### Exercise directions
Find every line in the records below that holds the word "Graph" and copy it.

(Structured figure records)
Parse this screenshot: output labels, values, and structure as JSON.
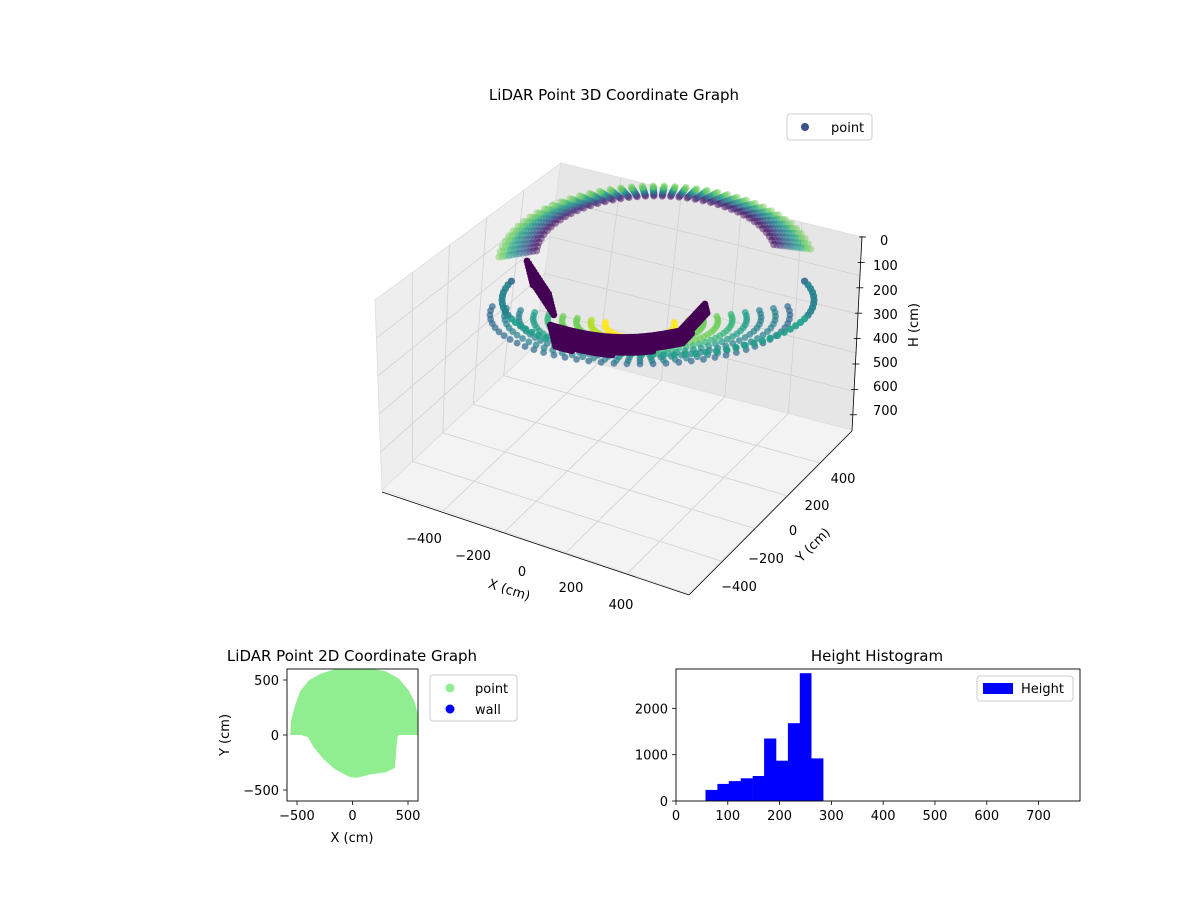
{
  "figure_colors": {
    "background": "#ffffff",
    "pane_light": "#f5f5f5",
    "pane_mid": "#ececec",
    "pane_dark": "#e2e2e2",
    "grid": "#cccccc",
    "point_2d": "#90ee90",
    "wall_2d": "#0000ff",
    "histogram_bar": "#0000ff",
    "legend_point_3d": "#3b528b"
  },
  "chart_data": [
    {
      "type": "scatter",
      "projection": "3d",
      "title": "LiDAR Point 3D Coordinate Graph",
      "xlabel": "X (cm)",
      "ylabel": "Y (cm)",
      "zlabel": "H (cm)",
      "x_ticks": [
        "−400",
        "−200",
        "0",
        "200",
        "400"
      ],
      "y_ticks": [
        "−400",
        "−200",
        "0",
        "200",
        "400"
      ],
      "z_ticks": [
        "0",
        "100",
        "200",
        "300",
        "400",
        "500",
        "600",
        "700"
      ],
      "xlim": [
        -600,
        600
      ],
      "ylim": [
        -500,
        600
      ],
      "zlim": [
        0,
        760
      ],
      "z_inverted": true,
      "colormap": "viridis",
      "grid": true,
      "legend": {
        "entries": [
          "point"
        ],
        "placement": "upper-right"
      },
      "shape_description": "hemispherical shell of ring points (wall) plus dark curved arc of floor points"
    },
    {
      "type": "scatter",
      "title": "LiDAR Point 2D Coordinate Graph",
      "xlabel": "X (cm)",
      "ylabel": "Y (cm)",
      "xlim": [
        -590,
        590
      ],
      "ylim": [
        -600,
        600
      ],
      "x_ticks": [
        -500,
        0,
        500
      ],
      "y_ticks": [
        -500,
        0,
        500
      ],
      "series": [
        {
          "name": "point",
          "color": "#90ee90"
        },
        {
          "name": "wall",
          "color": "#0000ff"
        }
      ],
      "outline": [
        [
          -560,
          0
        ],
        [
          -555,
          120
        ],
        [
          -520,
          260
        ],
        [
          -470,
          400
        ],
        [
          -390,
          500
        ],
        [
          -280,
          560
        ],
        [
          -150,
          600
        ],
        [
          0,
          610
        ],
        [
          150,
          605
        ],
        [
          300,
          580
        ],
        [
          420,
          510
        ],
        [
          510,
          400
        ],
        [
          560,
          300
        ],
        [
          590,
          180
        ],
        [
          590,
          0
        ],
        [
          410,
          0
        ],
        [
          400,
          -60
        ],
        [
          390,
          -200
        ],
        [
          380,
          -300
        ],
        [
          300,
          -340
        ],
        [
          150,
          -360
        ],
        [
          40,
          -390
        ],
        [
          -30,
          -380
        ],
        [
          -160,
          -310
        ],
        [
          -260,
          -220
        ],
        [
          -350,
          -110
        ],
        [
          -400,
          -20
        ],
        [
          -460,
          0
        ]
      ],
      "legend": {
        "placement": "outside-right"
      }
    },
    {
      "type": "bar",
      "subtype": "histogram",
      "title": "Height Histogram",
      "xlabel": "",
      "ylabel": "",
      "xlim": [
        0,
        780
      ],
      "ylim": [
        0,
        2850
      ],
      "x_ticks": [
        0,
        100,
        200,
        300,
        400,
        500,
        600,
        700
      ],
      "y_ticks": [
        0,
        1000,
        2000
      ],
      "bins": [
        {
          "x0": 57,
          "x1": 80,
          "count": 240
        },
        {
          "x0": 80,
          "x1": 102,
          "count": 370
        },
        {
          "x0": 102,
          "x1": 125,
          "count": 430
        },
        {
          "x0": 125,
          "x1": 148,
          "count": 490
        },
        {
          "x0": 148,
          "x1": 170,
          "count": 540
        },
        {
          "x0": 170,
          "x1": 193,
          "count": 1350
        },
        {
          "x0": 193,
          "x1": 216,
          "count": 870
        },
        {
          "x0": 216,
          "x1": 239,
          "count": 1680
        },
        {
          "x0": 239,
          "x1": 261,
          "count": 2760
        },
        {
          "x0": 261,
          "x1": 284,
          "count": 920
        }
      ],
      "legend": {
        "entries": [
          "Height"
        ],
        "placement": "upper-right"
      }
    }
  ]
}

### Response to this exercise
      "title": "LiDAR Point 3D Coordinate Graph",
      "title": "LiDAR Point 2D Coordinate Graph",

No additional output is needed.